Below are the records. List every line holding the word "background".

>> begin

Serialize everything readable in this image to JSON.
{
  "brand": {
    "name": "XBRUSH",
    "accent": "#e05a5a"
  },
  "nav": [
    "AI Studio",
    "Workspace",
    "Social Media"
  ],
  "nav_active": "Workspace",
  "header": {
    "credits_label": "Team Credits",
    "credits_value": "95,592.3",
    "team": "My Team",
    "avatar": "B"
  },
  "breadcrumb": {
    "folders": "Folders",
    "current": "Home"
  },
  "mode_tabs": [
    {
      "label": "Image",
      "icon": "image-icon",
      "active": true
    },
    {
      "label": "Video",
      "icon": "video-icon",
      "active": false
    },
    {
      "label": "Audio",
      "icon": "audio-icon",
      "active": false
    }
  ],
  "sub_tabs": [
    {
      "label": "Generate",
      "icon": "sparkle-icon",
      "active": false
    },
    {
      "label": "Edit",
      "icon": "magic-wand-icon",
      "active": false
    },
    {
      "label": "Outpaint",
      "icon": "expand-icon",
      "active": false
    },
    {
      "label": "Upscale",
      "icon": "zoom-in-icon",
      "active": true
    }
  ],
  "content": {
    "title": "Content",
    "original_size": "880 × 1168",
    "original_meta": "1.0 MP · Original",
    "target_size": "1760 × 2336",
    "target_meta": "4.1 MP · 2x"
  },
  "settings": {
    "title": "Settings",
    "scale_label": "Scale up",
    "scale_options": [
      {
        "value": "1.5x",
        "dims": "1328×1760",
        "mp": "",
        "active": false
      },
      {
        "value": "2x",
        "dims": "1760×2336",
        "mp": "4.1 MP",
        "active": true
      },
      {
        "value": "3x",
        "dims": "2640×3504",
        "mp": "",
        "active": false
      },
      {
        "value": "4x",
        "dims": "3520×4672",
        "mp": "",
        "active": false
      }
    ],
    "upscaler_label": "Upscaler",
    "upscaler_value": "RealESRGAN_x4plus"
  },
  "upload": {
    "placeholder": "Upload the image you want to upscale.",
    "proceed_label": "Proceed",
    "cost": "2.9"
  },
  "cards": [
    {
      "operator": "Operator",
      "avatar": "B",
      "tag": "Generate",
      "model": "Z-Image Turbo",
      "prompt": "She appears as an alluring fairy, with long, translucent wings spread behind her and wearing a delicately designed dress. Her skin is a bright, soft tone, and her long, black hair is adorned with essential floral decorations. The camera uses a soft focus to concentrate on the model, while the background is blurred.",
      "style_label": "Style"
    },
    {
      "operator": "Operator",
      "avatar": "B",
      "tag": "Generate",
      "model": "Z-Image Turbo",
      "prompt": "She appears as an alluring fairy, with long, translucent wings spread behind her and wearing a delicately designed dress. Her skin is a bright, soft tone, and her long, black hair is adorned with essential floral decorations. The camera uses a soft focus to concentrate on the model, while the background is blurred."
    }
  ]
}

>> end
>> begin

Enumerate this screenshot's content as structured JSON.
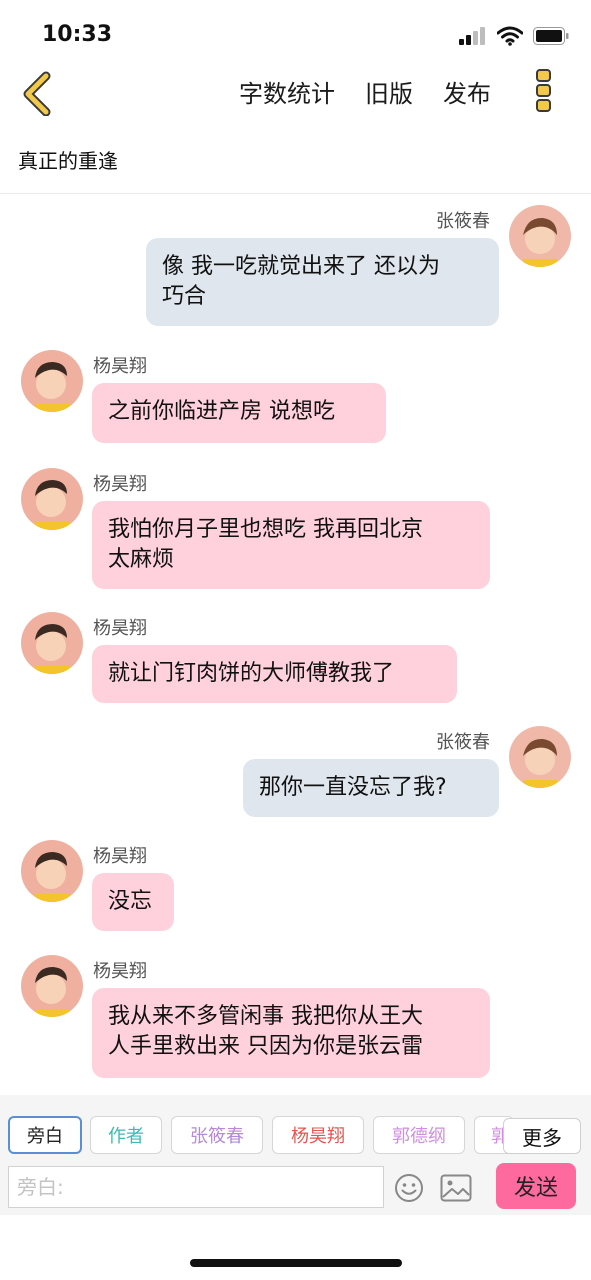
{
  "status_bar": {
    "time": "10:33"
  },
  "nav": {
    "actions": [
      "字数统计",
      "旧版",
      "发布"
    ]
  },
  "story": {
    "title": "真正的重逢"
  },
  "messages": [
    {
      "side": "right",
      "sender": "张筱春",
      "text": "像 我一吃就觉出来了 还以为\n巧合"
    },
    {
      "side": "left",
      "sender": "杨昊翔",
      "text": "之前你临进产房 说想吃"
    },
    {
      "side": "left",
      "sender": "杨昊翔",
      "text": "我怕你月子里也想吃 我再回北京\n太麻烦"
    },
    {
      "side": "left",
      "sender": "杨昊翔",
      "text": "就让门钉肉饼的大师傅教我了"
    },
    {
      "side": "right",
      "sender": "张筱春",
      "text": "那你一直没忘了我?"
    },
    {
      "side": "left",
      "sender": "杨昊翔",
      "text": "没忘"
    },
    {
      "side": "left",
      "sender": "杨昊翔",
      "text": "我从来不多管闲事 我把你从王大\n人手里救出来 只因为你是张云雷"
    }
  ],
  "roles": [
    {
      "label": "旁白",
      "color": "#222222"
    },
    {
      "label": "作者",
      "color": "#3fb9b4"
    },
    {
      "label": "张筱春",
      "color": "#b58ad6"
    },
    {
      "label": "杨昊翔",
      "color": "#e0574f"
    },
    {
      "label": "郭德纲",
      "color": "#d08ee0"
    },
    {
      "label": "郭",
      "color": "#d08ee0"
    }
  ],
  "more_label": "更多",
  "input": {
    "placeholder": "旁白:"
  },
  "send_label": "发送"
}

>> end

• [Task output]
      "prompt": "She appears as an alluring fairy, with long, translucent wings spread behind her and wearing a delicately designed dress. Her skin is a bright, soft tone, and her long, black hair is adorned with essential floral decorations. The camera uses a soft focus to concentrate on the model, while the background is blurred.",
      "prompt": "She appears as an alluring fairy, with long, translucent wings spread behind her and wearing a delicately designed dress. Her skin is a bright, soft tone, and her long, black hair is adorned with essential floral decorations. The camera uses a soft focus to concentrate on the model, while the background is blurred."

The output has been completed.